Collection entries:
......
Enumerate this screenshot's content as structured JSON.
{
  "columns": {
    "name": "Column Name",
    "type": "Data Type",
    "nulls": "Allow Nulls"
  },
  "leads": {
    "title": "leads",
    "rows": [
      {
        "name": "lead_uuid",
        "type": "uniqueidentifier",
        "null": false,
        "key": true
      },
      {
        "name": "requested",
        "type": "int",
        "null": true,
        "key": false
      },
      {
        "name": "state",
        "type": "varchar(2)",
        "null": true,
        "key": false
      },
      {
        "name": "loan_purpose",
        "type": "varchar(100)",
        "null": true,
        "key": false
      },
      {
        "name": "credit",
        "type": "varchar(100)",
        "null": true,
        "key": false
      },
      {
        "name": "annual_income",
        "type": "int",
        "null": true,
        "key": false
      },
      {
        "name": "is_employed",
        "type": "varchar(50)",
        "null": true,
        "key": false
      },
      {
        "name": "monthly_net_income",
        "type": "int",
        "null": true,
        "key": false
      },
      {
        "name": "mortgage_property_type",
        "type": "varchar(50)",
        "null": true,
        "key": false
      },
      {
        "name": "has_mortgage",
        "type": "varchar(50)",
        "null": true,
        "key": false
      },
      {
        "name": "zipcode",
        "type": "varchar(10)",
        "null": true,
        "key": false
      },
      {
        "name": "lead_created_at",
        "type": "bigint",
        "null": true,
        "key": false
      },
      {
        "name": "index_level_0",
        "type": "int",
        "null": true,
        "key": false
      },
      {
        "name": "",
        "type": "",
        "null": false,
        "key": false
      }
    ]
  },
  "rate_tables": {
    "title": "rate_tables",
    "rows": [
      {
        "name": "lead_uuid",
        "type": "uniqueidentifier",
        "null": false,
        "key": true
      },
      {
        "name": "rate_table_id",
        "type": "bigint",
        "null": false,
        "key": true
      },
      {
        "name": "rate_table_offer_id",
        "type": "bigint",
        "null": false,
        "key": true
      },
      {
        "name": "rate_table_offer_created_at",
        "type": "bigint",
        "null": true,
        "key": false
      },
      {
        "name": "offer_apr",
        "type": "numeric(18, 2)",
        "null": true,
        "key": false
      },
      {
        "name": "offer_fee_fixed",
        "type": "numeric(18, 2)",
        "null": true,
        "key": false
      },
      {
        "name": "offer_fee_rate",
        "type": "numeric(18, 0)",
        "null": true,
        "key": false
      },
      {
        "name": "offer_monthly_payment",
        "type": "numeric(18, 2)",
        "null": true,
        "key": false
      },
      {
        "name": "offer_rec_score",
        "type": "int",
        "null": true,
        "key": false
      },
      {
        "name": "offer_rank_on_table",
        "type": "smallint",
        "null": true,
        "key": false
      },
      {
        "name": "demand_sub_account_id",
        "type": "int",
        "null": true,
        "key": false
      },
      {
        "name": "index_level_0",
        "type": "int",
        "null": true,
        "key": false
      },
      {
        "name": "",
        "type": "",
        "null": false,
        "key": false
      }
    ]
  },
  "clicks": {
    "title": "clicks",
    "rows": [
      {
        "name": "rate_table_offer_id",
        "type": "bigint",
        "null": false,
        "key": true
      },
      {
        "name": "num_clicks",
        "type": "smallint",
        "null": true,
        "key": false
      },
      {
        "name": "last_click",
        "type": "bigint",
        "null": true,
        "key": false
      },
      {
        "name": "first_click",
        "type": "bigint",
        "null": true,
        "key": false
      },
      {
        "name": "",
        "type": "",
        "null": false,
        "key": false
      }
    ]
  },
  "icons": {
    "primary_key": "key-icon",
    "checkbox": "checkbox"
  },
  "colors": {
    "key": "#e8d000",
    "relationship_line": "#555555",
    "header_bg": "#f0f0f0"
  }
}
......
**Challenge**
All entries shown above should be printed again exactly.

**Solved problem**
Enumerate this screenshot's content as structured JSON.
{
  "columns": {
    "name": "Column Name",
    "type": "Data Type",
    "nulls": "Allow Nulls"
  },
  "leads": {
    "title": "leads",
    "rows": [
      {
        "name": "lead_uuid",
        "type": "uniqueidentifier",
        "null": false,
        "key": true
      },
      {
        "name": "requested",
        "type": "int",
        "null": true,
        "key": false
      },
      {
        "name": "state",
        "type": "varchar(2)",
        "null": true,
        "key": false
      },
      {
        "name": "loan_purpose",
        "type": "varchar(100)",
        "null": true,
        "key": false
      },
      {
        "name": "credit",
        "type": "varchar(100)",
        "null": true,
        "key": false
      },
      {
        "name": "annual_income",
        "type": "int",
        "null": true,
        "key": false
      },
      {
        "name": "is_employed",
        "type": "varchar(50)",
        "null": true,
        "key": false
      },
      {
        "name": "monthly_net_income",
        "type": "int",
        "null": true,
        "key": false
      },
      {
        "name": "mortgage_property_type",
        "type": "varchar(50)",
        "null": true,
        "key": false
      },
      {
        "name": "has_mortgage",
        "type": "varchar(50)",
        "null": true,
        "key": false
      },
      {
        "name": "zipcode",
        "type": "varchar(10)",
        "null": true,
        "key": false
      },
      {
        "name": "lead_created_at",
        "type": "bigint",
        "null": true,
        "key": false
      },
      {
        "name": "index_level_0",
        "type": "int",
        "null": true,
        "key": false
      },
      {
        "name": "",
        "type": "",
        "null": false,
        "key": false
      }
    ]
  },
  "rate_tables": {
    "title": "rate_tables",
    "rows": [
      {
        "name": "lead_uuid",
        "type": "uniqueidentifier",
        "null": false,
        "key": true
      },
      {
        "name": "rate_table_id",
        "type": "bigint",
        "null": false,
        "key": true
      },
      {
        "name": "rate_table_offer_id",
        "type": "bigint",
        "null": false,
        "key": true
      },
      {
        "name": "rate_table_offer_created_at",
        "type": "bigint",
        "null": true,
        "key": false
      },
      {
        "name": "offer_apr",
        "type": "numeric(18, 2)",
        "null": true,
        "key": false
      },
      {
        "name": "offer_fee_fixed",
        "type": "numeric(18, 2)",
        "null": true,
        "key": false
      },
      {
        "name": "offer_fee_rate",
        "type": "numeric(18, 0)",
        "null": true,
        "key": false
      },
      {
        "name": "offer_monthly_payment",
        "type": "numeric(18, 2)",
        "null": true,
        "key": false
      },
      {
        "name": "offer_rec_score",
        "type": "int",
        "null": true,
        "key": false
      },
      {
        "name": "offer_rank_on_table",
        "type": "smallint",
        "null": true,
        "key": false
      },
      {
        "name": "demand_sub_account_id",
        "type": "int",
        "null": true,
        "key": false
      },
      {
        "name": "index_level_0",
        "type": "int",
        "null": true,
        "key": false
      },
      {
        "name": "",
        "type": "",
        "null": false,
        "key": false
      }
    ]
  },
  "clicks": {
    "title": "clicks",
    "rows": [
      {
        "name": "rate_table_offer_id",
        "type": "bigint",
        "null": false,
        "key": true
      },
      {
        "name": "num_clicks",
        "type": "smallint",
        "null": true,
        "key": false
      },
      {
        "name": "last_click",
        "type": "bigint",
        "null": true,
        "key": false
      },
      {
        "name": "first_click",
        "type": "bigint",
        "null": true,
        "key": false
      },
      {
        "name": "",
        "type": "",
        "null": false,
        "key": false
      }
    ]
  },
  "icons": {
    "primary_key": "key-icon",
    "checkbox": "checkbox"
  },
  "colors": {
    "key": "#e8d000",
    "relationship_line": "#555555",
    "header_bg": "#f0f0f0"
  }
}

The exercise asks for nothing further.